Ciò viene ribadito quando Polifemo si rivolge al padre. Lui che inizialmente aveva rivendicato che i Ciclopi non si preoccupano degli dèi, ora si avvale del fatto di essere figlio del dio Poseidone per chiedere a lui di vendicarsi della violenza subita. E quello esaudisce la sua richiesta.

L’episodio con il mostro lungi dall’avere un esito catartico è in realtà quello che mette in cattiva luce anche l’eroe Odisseo, che sarà costretto a un ritorno estremamente travagliato in patria. È proprio l’episodio che mette in mostra gli eterni cicli di vendette.

Molte opere hanno appianato il dramma rendendo invece risolutiva la dipartita del mostro. L’ironia è che altre narrazioni per contro hanno proposto un ribaltamento, mostrando come giustificata e catartica quella del rivale del personaggio mostruoso. Così il circolo vizioso del botta e risposta si è ripresentato sul piano della storia della letteratura. È nella consapevolezza di questa dinamica che pertanto riteniamo che gli autori che hanno segnato una crescita dell’autocoscienza siano coloro che hanno continuato ad affrontare il dramma, sviluppandolo sempre di più.

= MATERIALE =
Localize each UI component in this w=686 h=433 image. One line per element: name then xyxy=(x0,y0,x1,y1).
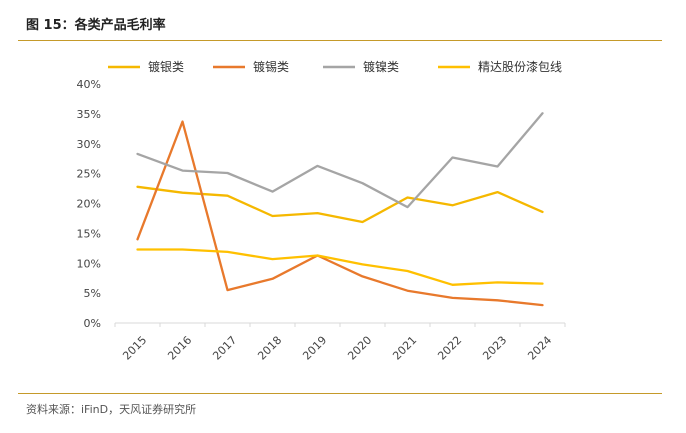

= CONSEGNA DELL'ESERCIZIO =
Ricopia parola per parola l'intero brano su Polifemo. I dati costituiscono un materiale a sé, distinto dal brano.

= SOLUZIONE =
Ciò viene ribadito quando Polifemo si rivolge al padre. Lui che inizialmente aveva rivendicato che i Ciclopi non si preoccupano degli dèi, ora si avvale del fatto di essere figlio del dio Poseidone per chiedere a lui di vendicarsi della violenza subita. E quello esaudisce la sua richiesta.

L’episodio con il mostro lungi dall’avere un esito catartico è in realtà quello che mette in cattiva luce anche l’eroe Odisseo, che sarà costretto a un ritorno estremamente travagliato in patria. È proprio l’episodio che mette in mostra gli eterni cicli di vendette.

Molte opere hanno appianato il dramma rendendo invece risolutiva la dipartita del mostro. L’ironia è che altre narrazioni per contro hanno proposto un ribaltamento, mostrando come giustificata e catartica quella del rivale del personaggio mostruoso. Così il circolo vizioso del botta e risposta si è ripresentato sul piano della storia della letteratura. È nella consapevolezza di questa dinamica che pertanto riteniamo che gli autori che hanno segnato una crescita dell’autocoscienza siano coloro che hanno continuato ad affrontare il dramma, sviluppandolo sempre di più.